[Required work]: Only the number is wanted: how many lines contain the word "that"?

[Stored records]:
....................
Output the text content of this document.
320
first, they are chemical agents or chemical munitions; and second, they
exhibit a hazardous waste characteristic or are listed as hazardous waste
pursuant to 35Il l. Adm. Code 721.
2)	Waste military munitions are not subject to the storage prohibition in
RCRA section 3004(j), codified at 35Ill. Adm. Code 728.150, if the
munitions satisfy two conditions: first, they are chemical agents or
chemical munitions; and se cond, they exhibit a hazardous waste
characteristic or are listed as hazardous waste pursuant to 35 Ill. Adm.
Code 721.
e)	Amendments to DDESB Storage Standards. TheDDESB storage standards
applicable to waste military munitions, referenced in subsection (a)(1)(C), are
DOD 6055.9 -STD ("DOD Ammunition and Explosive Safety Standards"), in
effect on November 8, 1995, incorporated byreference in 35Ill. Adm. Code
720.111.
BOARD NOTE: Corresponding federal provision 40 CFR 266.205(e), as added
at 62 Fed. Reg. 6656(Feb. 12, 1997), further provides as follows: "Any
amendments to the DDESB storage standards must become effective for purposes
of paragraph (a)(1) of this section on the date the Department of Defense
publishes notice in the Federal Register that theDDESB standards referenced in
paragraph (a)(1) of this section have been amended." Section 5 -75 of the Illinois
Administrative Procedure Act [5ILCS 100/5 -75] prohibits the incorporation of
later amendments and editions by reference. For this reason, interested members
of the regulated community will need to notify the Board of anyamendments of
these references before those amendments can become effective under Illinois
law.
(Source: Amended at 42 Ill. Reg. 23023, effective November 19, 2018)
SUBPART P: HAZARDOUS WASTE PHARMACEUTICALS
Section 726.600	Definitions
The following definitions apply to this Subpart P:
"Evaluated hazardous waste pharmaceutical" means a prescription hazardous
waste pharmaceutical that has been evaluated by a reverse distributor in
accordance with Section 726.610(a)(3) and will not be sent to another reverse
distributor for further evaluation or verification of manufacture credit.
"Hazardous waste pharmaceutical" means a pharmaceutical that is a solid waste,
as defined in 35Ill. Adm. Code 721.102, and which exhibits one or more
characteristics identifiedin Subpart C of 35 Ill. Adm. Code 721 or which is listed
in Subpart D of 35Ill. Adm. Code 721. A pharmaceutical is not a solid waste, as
....................
[Output of the task]: 3